» Objective:
Write out all the lines again, precisely as they stand, but without the images.

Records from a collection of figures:
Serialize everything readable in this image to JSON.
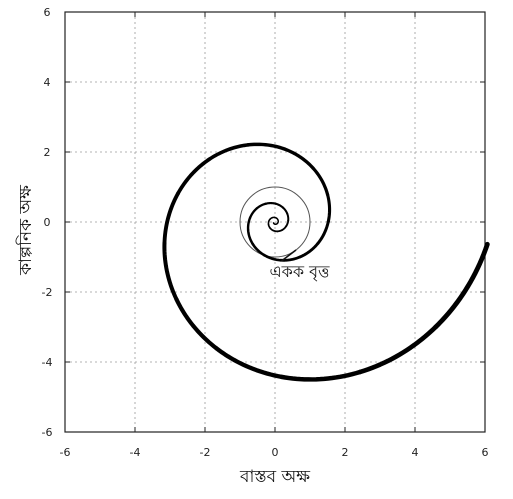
{
  "chart_data": {
    "type": "line",
    "title": "",
    "xlabel": "বাস্তব অক্ষ",
    "ylabel": "কাল্পনিক অক্ষ",
    "xlim": [
      -6,
      6
    ],
    "ylim": [
      -6,
      6
    ],
    "xticks": [
      "-6",
      "-4",
      "-2",
      "0",
      "2",
      "4",
      "6"
    ],
    "yticks": [
      "6",
      "4",
      "2",
      "0",
      "-2",
      "-4",
      "-6"
    ],
    "grid": true,
    "series": [
      {
        "type": "spiral",
        "r_start": 0.05,
        "r_end": 6.1,
        "theta_start_deg": 210,
        "turns": 3.4,
        "color": "#000000",
        "stroke_start": 1.4,
        "stroke_end": 4.8
      },
      {
        "type": "circle",
        "center": [
          0,
          0
        ],
        "radius": 1,
        "color": "#555555"
      }
    ],
    "annotations": [
      {
        "text": "একক বৃত্ত",
        "x": 0.7,
        "y": -1.4
      }
    ]
  }
}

» Response to the exercise:
Serialize everything readable in this image to JSON.
{
  "chart_data": {
    "type": "line",
    "title": "",
    "xlabel": "বাস্তব অক্ষ",
    "ylabel": "কাল্পনিক অক্ষ",
    "xlim": [
      -6,
      6
    ],
    "ylim": [
      -6,
      6
    ],
    "xticks": [
      "-6",
      "-4",
      "-2",
      "0",
      "2",
      "4",
      "6"
    ],
    "yticks": [
      "6",
      "4",
      "2",
      "0",
      "-2",
      "-4",
      "-6"
    ],
    "grid": true,
    "series": [
      {
        "type": "spiral",
        "r_start": 0.05,
        "r_end": 6.1,
        "theta_start_deg": 210,
        "turns": 3.4,
        "color": "#000000",
        "stroke_start": 1.4,
        "stroke_end": 4.8
      },
      {
        "type": "circle",
        "center": [
          0,
          0
        ],
        "radius": 1,
        "color": "#555555"
      }
    ],
    "annotations": [
      {
        "text": "একক বৃত্ত",
        "x": 0.7,
        "y": -1.4
      }
    ]
  }
}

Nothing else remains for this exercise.